(Dataset items)

--- begin ---

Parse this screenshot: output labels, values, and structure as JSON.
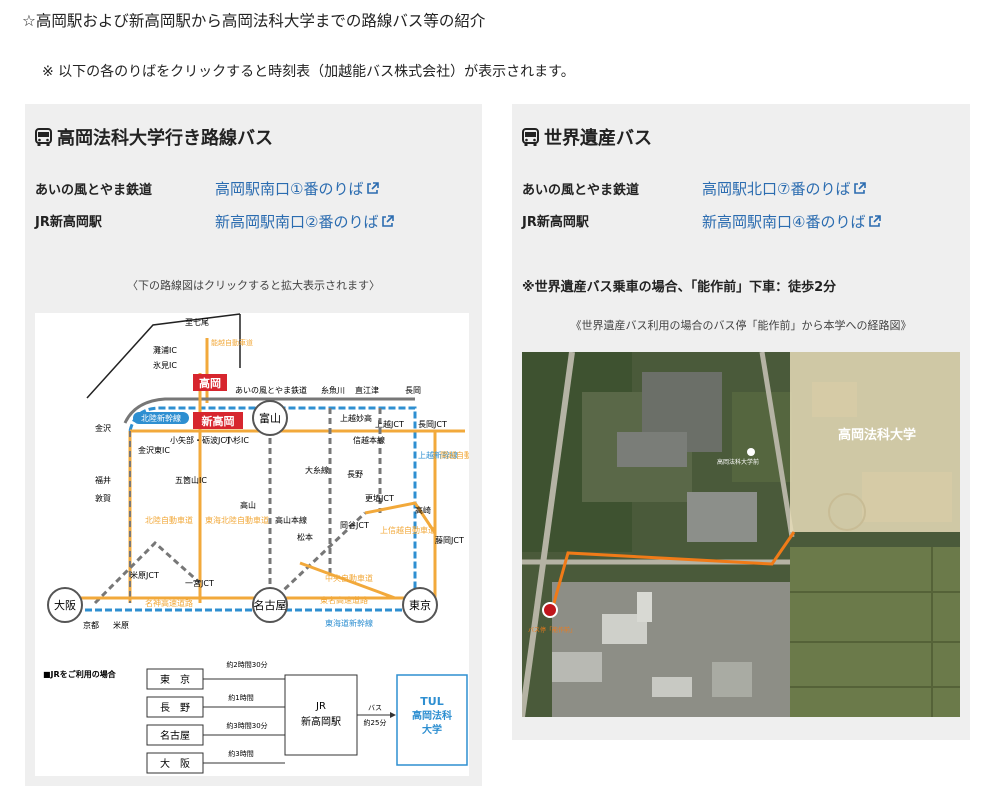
{
  "page": {
    "heading": "☆高岡駅および新高岡駅から高岡法科大学までの路線バス等の紹介",
    "note": "※ 以下の各のりばをクリックすると時刻表（加越能バス株式会社）が表示されます。"
  },
  "left_card": {
    "title": "高岡法科大学行き路線バス",
    "rows": [
      {
        "label": "あいの風とやま鉄道",
        "link": "高岡駅南口①番のりば"
      },
      {
        "label": "JR新高岡駅",
        "link": "新高岡駅南口②番のりば"
      }
    ],
    "caption": "〈下の路線図はクリックすると拡大表示されます〉",
    "route_map": {
      "stations": [
        "至七尾",
        "灘浦IC",
        "氷見IC",
        "高岡",
        "新高岡",
        "富山",
        "金沢",
        "北陸新幹線",
        "あいの風とやま鉄道",
        "糸魚川",
        "直江津",
        "長岡",
        "上越妙高",
        "上越JCT",
        "長岡JCT",
        "金沢東IC",
        "小矢部・砺波JCT",
        "小杉IC",
        "五箇山IC",
        "信越本線",
        "長野",
        "上越新幹線",
        "関越自動車道",
        "福井",
        "敦賀",
        "高山",
        "大糸線",
        "更埴JCT",
        "高崎",
        "藤岡JCT",
        "北陸自動車道",
        "東海北陸自動車道",
        "高山本線",
        "松本",
        "岡谷JCT",
        "上信越自動車道",
        "中央自動車道",
        "米原JCT",
        "一宮JCT",
        "大阪",
        "名古屋",
        "東京",
        "名神高速道路",
        "東名高速道路",
        "京都",
        "米原",
        "東海道新幹線",
        "能越自動車道"
      ],
      "jr_note": "■JRをご利用の場合",
      "origins": [
        {
          "name": "東　京",
          "time": "約2時間30分"
        },
        {
          "name": "長　野",
          "time": "約1時間"
        },
        {
          "name": "名古屋",
          "time": "約3時間30分"
        },
        {
          "name": "大　阪",
          "time": "約3時間"
        }
      ],
      "hub": "JR\n新高岡駅",
      "bus_label": "バス",
      "bus_time": "約25分",
      "dest_line1": "TUL",
      "dest_line2": "高岡法科",
      "dest_line3": "大学"
    }
  },
  "right_card": {
    "title": "世界遺産バス",
    "rows": [
      {
        "label": "あいの風とやま鉄道",
        "link": "高岡駅北口⑦番のりば"
      },
      {
        "label": "JR新高岡駅",
        "link": "新高岡駅南口④番のりば"
      }
    ],
    "note": "※世界遺産バス乗車の場合、「能作前」下車：徒歩2分",
    "caption": "《世界遺産バス利用の場合のバス停「能作前」から本学への経路図》",
    "aerial": {
      "campus_label": "高岡法科大学",
      "small_label": "高岡法科大学前",
      "stop_label": "バス停「能作前」"
    }
  },
  "colors": {
    "link": "#2b6cb0",
    "card_bg": "#efefef",
    "route_orange": "#f07b18",
    "stop_red": "#c0161c",
    "map_red": "#d7262e",
    "map_blue": "#2e8fd1",
    "map_yellow": "#f2a93b"
  }
}
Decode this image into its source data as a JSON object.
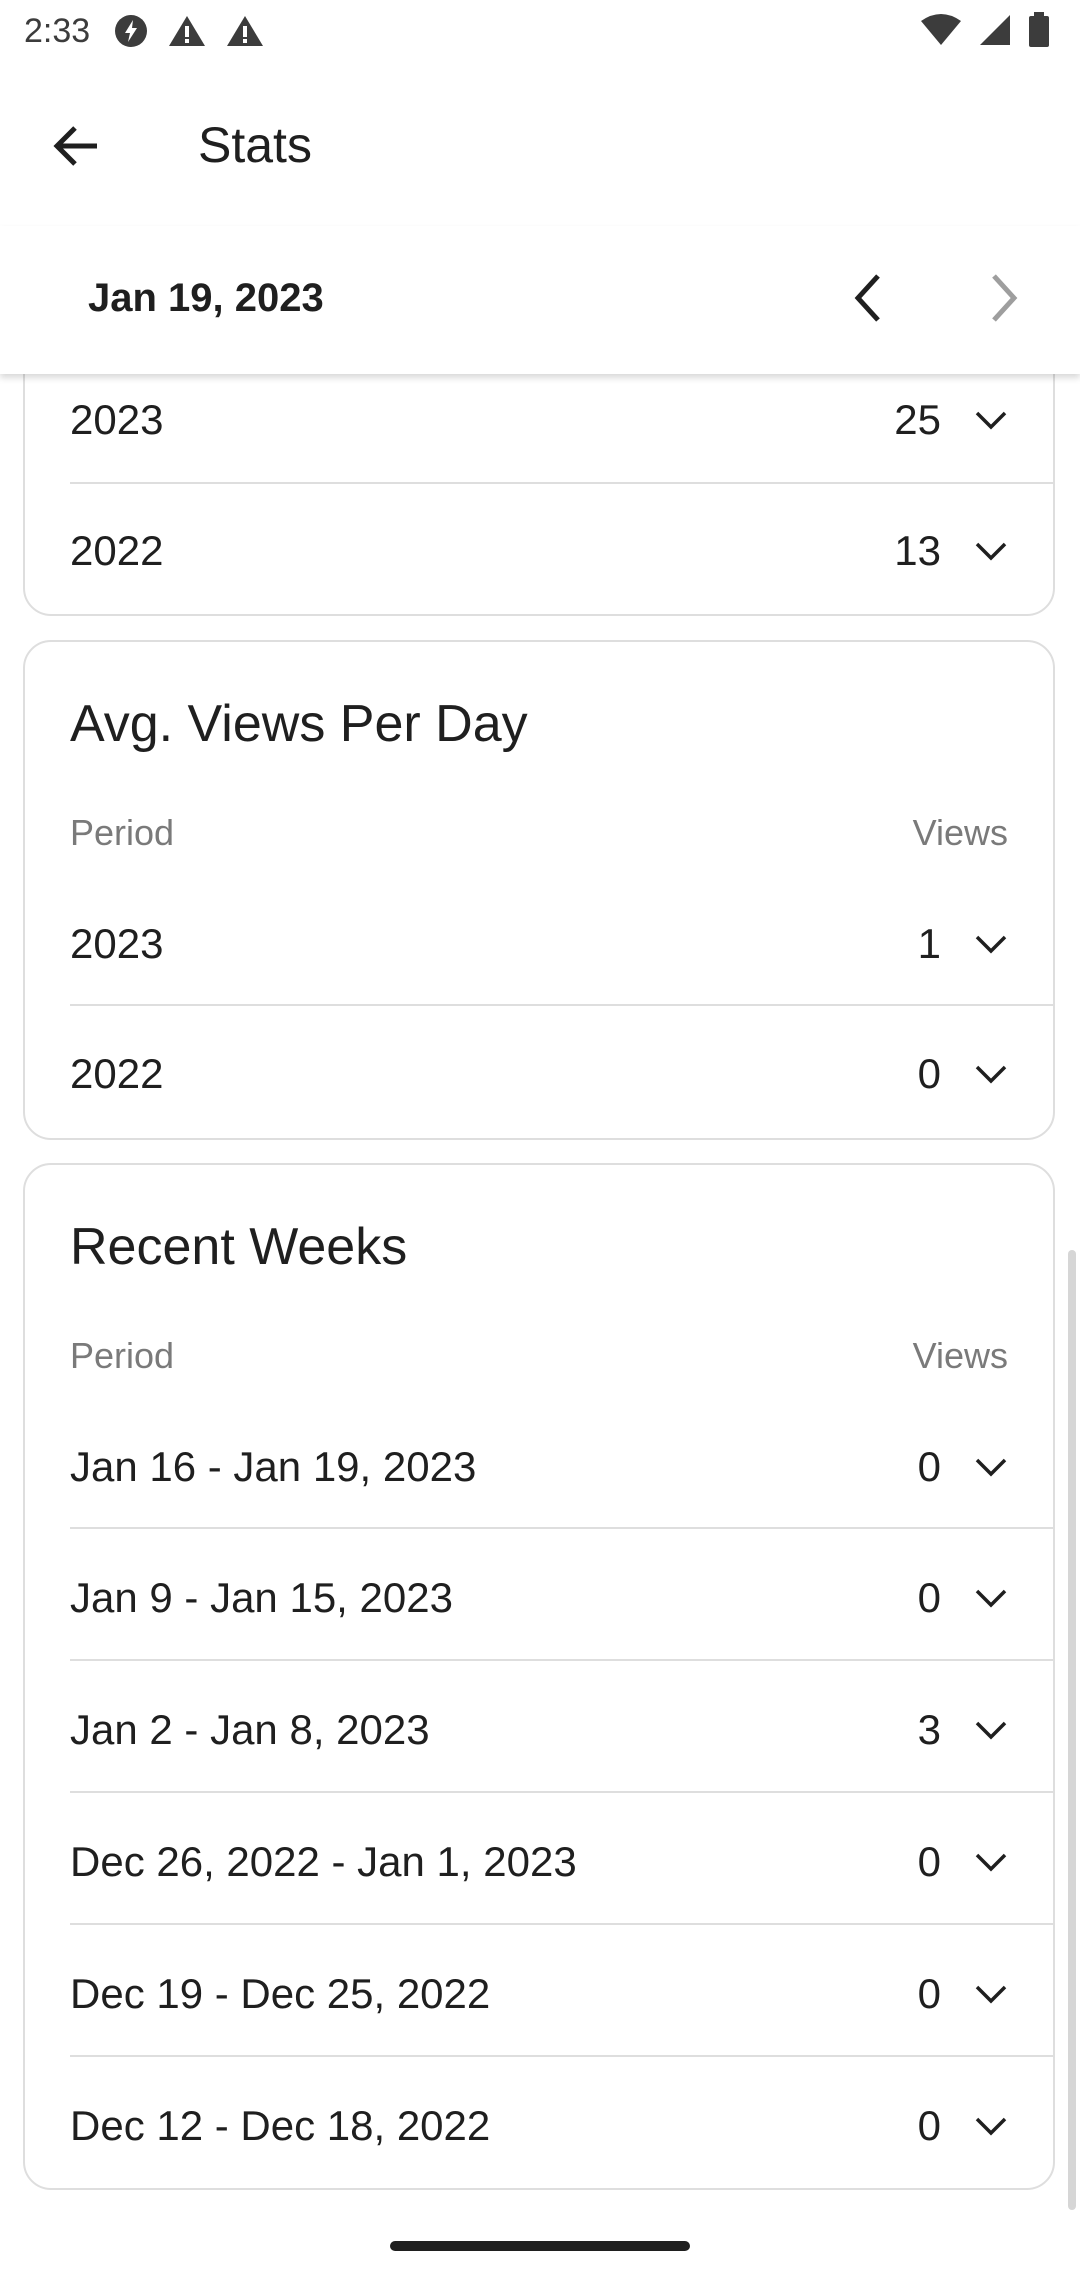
{
  "status_bar": {
    "time": "2:33"
  },
  "app_bar": {
    "title": "Stats"
  },
  "date_header": {
    "date": "Jan 19, 2023"
  },
  "total_views_card": {
    "rows": [
      {
        "label": "2023",
        "value": "25"
      },
      {
        "label": "2022",
        "value": "13"
      }
    ]
  },
  "avg_views_card": {
    "title": "Avg. Views Per Day",
    "period_header": "Period",
    "views_header": "Views",
    "rows": [
      {
        "label": "2023",
        "value": "1"
      },
      {
        "label": "2022",
        "value": "0"
      }
    ]
  },
  "recent_weeks_card": {
    "title": "Recent Weeks",
    "period_header": "Period",
    "views_header": "Views",
    "rows": [
      {
        "label": "Jan 16 - Jan 19, 2023",
        "value": "0"
      },
      {
        "label": "Jan 9 - Jan 15, 2023",
        "value": "0"
      },
      {
        "label": "Jan 2 - Jan 8, 2023",
        "value": "3"
      },
      {
        "label": "Dec 26, 2022 - Jan 1, 2023",
        "value": "0"
      },
      {
        "label": "Dec 19 - Dec 25, 2022",
        "value": "0"
      },
      {
        "label": "Dec 12 - Dec 18, 2022",
        "value": "0"
      }
    ]
  },
  "icons": {
    "back": "arrow-left-icon",
    "prev": "chevron-left-icon",
    "next": "chevron-right-icon",
    "expand": "chevron-down-icon"
  },
  "colors": {
    "text": "#1f1f1f",
    "secondary_text": "#7a7a7a",
    "divider": "#dedede",
    "disabled_icon": "#9e9e9e"
  }
}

--- end ---

▸ The request: Which lines hold the word "caption"? Copy every one of them.

▸ The response:
    "caption": "〈下の路線図はクリックすると拡大表示されます〉",
    "caption": "《世界遺産バス利用の場合のバス停「能作前」から本学への経路図》",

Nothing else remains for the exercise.